[GIVEN TASK] Your task is to reproduce the material exactly.

= = =

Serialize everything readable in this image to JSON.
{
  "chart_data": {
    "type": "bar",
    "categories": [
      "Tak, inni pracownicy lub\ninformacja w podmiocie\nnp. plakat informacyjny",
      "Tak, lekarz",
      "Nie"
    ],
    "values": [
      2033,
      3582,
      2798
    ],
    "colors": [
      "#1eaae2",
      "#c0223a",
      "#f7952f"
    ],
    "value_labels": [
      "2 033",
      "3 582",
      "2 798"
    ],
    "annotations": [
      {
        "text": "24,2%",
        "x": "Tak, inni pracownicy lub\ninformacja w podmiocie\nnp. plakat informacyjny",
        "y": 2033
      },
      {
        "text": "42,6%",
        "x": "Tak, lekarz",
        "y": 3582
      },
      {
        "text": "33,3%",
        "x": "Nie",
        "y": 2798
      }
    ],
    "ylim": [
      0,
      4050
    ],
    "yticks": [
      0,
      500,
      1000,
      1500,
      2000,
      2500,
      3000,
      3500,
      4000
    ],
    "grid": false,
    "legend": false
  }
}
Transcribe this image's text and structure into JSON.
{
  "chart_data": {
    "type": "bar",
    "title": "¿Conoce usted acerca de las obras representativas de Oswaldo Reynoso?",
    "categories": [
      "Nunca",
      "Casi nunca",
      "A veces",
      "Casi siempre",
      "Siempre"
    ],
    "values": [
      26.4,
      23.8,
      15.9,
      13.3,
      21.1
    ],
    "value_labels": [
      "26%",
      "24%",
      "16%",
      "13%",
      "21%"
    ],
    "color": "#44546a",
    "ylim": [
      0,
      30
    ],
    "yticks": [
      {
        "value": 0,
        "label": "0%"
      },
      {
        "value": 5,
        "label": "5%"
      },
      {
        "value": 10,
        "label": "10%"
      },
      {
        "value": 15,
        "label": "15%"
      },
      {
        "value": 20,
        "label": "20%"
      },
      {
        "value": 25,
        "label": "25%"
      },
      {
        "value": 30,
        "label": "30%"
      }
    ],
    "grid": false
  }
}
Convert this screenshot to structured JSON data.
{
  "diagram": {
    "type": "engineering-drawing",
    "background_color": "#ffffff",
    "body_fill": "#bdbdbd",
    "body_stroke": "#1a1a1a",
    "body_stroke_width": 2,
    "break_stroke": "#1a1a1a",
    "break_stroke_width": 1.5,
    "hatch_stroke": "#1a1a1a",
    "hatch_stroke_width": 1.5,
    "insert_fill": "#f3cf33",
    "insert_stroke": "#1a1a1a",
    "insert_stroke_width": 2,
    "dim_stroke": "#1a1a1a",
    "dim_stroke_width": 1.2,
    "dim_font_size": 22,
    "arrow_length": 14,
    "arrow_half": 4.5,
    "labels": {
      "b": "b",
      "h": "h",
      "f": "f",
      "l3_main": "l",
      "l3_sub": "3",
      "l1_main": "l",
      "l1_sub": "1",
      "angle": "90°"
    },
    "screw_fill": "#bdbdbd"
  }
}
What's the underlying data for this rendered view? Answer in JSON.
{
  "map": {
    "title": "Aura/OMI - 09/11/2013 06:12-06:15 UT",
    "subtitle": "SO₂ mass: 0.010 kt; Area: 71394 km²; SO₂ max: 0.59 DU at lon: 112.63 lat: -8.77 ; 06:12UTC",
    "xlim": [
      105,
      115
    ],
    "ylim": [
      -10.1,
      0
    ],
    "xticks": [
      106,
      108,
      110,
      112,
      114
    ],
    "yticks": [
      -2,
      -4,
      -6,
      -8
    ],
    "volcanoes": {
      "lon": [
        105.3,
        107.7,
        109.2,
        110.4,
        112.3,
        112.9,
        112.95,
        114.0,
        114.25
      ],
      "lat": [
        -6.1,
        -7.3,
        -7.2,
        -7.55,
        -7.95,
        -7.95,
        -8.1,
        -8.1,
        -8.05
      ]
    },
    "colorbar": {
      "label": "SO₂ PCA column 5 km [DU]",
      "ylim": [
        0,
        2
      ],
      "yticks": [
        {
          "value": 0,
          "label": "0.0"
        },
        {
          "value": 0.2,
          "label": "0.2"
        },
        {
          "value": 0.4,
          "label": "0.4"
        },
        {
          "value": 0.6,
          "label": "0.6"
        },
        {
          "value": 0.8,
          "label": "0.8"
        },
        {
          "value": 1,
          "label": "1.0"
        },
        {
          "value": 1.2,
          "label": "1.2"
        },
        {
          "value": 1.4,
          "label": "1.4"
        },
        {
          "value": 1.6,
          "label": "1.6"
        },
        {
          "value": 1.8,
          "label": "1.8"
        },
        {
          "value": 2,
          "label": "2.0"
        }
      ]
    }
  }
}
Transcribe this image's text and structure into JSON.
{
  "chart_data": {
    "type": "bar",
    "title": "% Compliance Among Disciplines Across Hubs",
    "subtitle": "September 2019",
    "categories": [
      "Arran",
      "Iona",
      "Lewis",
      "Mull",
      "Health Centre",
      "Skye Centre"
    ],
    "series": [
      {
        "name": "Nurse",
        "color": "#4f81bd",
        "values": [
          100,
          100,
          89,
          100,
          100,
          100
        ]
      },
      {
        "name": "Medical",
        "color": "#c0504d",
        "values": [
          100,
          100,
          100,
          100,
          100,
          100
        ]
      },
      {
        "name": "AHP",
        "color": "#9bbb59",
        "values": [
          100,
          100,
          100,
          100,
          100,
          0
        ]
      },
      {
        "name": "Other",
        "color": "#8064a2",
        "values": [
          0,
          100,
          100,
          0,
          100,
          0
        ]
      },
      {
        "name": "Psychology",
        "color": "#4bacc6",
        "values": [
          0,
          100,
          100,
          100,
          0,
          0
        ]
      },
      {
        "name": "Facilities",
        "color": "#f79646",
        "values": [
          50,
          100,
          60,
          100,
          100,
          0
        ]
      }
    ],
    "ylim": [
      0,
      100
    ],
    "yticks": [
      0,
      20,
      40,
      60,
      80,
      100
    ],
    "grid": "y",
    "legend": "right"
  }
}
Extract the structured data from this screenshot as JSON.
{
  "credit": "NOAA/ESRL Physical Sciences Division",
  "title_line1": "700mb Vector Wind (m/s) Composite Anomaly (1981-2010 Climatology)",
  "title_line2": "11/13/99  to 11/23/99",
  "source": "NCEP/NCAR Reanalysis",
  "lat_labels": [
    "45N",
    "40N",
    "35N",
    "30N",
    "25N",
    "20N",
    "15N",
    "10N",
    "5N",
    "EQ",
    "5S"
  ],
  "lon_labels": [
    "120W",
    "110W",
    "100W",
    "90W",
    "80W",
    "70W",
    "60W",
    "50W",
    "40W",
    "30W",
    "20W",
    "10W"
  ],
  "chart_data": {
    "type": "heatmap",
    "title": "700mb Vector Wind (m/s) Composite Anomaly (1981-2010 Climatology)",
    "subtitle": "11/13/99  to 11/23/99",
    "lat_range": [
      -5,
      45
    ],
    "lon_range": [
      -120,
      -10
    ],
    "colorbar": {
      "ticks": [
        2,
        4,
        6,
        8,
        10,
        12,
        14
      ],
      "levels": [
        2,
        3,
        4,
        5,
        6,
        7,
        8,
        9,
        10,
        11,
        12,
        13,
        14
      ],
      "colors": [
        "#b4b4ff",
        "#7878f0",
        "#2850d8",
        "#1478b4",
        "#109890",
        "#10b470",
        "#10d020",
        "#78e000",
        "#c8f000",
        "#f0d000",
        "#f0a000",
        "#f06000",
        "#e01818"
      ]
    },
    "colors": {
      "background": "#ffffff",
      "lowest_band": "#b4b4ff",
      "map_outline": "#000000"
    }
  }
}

= = =

[ANSWER TO THE EXERCISE]
Serialize everything readable in this image to JSON.
{
  "chart_data": {
    "type": "bar",
    "categories": [
      "Tak, inni pracownicy lub\ninformacja w podmiocie\nnp. plakat informacyjny",
      "Tak, lekarz",
      "Nie"
    ],
    "values": [
      2033,
      3582,
      2798
    ],
    "colors": [
      "#1eaae2",
      "#c0223a",
      "#f7952f"
    ],
    "value_labels": [
      "2 033",
      "3 582",
      "2 798"
    ],
    "annotations": [
      {
        "text": "24,2%",
        "x": "Tak, inni pracownicy lub\ninformacja w podmiocie\nnp. plakat informacyjny",
        "y": 2033
      },
      {
        "text": "42,6%",
        "x": "Tak, lekarz",
        "y": 3582
      },
      {
        "text": "33,3%",
        "x": "Nie",
        "y": 2798
      }
    ],
    "ylim": [
      0,
      4050
    ],
    "yticks": [
      0,
      500,
      1000,
      1500,
      2000,
      2500,
      3000,
      3500,
      4000
    ],
    "grid": false,
    "legend": false
  }
}
Transcribe this image's text and structure into JSON.
{
  "chart_data": {
    "type": "bar",
    "title": "¿Conoce usted acerca de las obras representativas de Oswaldo Reynoso?",
    "categories": [
      "Nunca",
      "Casi nunca",
      "A veces",
      "Casi siempre",
      "Siempre"
    ],
    "values": [
      26.4,
      23.8,
      15.9,
      13.3,
      21.1
    ],
    "value_labels": [
      "26%",
      "24%",
      "16%",
      "13%",
      "21%"
    ],
    "color": "#44546a",
    "ylim": [
      0,
      30
    ],
    "yticks": [
      {
        "value": 0,
        "label": "0%"
      },
      {
        "value": 5,
        "label": "5%"
      },
      {
        "value": 10,
        "label": "10%"
      },
      {
        "value": 15,
        "label": "15%"
      },
      {
        "value": 20,
        "label": "20%"
      },
      {
        "value": 25,
        "label": "25%"
      },
      {
        "value": 30,
        "label": "30%"
      }
    ],
    "grid": false
  }
}
Convert this screenshot to structured JSON data.
{
  "diagram": {
    "type": "engineering-drawing",
    "background_color": "#ffffff",
    "body_fill": "#bdbdbd",
    "body_stroke": "#1a1a1a",
    "body_stroke_width": 2,
    "break_stroke": "#1a1a1a",
    "break_stroke_width": 1.5,
    "hatch_stroke": "#1a1a1a",
    "hatch_stroke_width": 1.5,
    "insert_fill": "#f3cf33",
    "insert_stroke": "#1a1a1a",
    "insert_stroke_width": 2,
    "dim_stroke": "#1a1a1a",
    "dim_stroke_width": 1.2,
    "dim_font_size": 22,
    "arrow_length": 14,
    "arrow_half": 4.5,
    "labels": {
      "b": "b",
      "h": "h",
      "f": "f",
      "l3_main": "l",
      "l3_sub": "3",
      "l1_main": "l",
      "l1_sub": "1",
      "angle": "90°"
    },
    "screw_fill": "#bdbdbd"
  }
}
What's the underlying data for this rendered view? Answer in JSON.
{
  "map": {
    "title": "Aura/OMI - 09/11/2013 06:12-06:15 UT",
    "subtitle": "SO₂ mass: 0.010 kt; Area: 71394 km²; SO₂ max: 0.59 DU at lon: 112.63 lat: -8.77 ; 06:12UTC",
    "xlim": [
      105,
      115
    ],
    "ylim": [
      -10.1,
      0
    ],
    "xticks": [
      106,
      108,
      110,
      112,
      114
    ],
    "yticks": [
      -2,
      -4,
      -6,
      -8
    ],
    "volcanoes": {
      "lon": [
        105.3,
        107.7,
        109.2,
        110.4,
        112.3,
        112.9,
        112.95,
        114.0,
        114.25
      ],
      "lat": [
        -6.1,
        -7.3,
        -7.2,
        -7.55,
        -7.95,
        -7.95,
        -8.1,
        -8.1,
        -8.05
      ]
    },
    "colorbar": {
      "label": "SO₂ PCA column 5 km [DU]",
      "ylim": [
        0,
        2
      ],
      "yticks": [
        {
          "value": 0,
          "label": "0.0"
        },
        {
          "value": 0.2,
          "label": "0.2"
        },
        {
          "value": 0.4,
          "label": "0.4"
        },
        {
          "value": 0.6,
          "label": "0.6"
        },
        {
          "value": 0.8,
          "label": "0.8"
        },
        {
          "value": 1,
          "label": "1.0"
        },
        {
          "value": 1.2,
          "label": "1.2"
        },
        {
          "value": 1.4,
          "label": "1.4"
        },
        {
          "value": 1.6,
          "label": "1.6"
        },
        {
          "value": 1.8,
          "label": "1.8"
        },
        {
          "value": 2,
          "label": "2.0"
        }
      ]
    }
  }
}
Transcribe this image's text and structure into JSON.
{
  "chart_data": {
    "type": "bar",
    "title": "% Compliance Among Disciplines Across Hubs",
    "subtitle": "September 2019",
    "categories": [
      "Arran",
      "Iona",
      "Lewis",
      "Mull",
      "Health Centre",
      "Skye Centre"
    ],
    "series": [
      {
        "name": "Nurse",
        "color": "#4f81bd",
        "values": [
          100,
          100,
          89,
          100,
          100,
          100
        ]
      },
      {
        "name": "Medical",
        "color": "#c0504d",
        "values": [
          100,
          100,
          100,
          100,
          100,
          100
        ]
      },
      {
        "name": "AHP",
        "color": "#9bbb59",
        "values": [
          100,
          100,
          100,
          100,
          100,
          0
        ]
      },
      {
        "name": "Other",
        "color": "#8064a2",
        "values": [
          0,
          100,
          100,
          0,
          100,
          0
        ]
      },
      {
        "name": "Psychology",
        "color": "#4bacc6",
        "values": [
          0,
          100,
          100,
          100,
          0,
          0
        ]
      },
      {
        "name": "Facilities",
        "color": "#f79646",
        "values": [
          50,
          100,
          60,
          100,
          100,
          0
        ]
      }
    ],
    "ylim": [
      0,
      100
    ],
    "yticks": [
      0,
      20,
      40,
      60,
      80,
      100
    ],
    "grid": "y",
    "legend": "right"
  }
}
Extract the structured data from this screenshot as JSON.
{
  "credit": "NOAA/ESRL Physical Sciences Division",
  "title_line1": "700mb Vector Wind (m/s) Composite Anomaly (1981-2010 Climatology)",
  "title_line2": "11/13/99  to 11/23/99",
  "source": "NCEP/NCAR Reanalysis",
  "lat_labels": [
    "45N",
    "40N",
    "35N",
    "30N",
    "25N",
    "20N",
    "15N",
    "10N",
    "5N",
    "EQ",
    "5S"
  ],
  "lon_labels": [
    "120W",
    "110W",
    "100W",
    "90W",
    "80W",
    "70W",
    "60W",
    "50W",
    "40W",
    "30W",
    "20W",
    "10W"
  ],
  "chart_data": {
    "type": "heatmap",
    "title": "700mb Vector Wind (m/s) Composite Anomaly (1981-2010 Climatology)",
    "subtitle": "11/13/99  to 11/23/99",
    "lat_range": [
      -5,
      45
    ],
    "lon_range": [
      -120,
      -10
    ],
    "colorbar": {
      "ticks": [
        2,
        4,
        6,
        8,
        10,
        12,
        14
      ],
      "levels": [
        2,
        3,
        4,
        5,
        6,
        7,
        8,
        9,
        10,
        11,
        12,
        13,
        14
      ],
      "colors": [
        "#b4b4ff",
        "#7878f0",
        "#2850d8",
        "#1478b4",
        "#109890",
        "#10b470",
        "#10d020",
        "#78e000",
        "#c8f000",
        "#f0d000",
        "#f0a000",
        "#f06000",
        "#e01818"
      ]
    },
    "colors": {
      "background": "#ffffff",
      "lowest_band": "#b4b4ff",
      "map_outline": "#000000"
    }
  }
}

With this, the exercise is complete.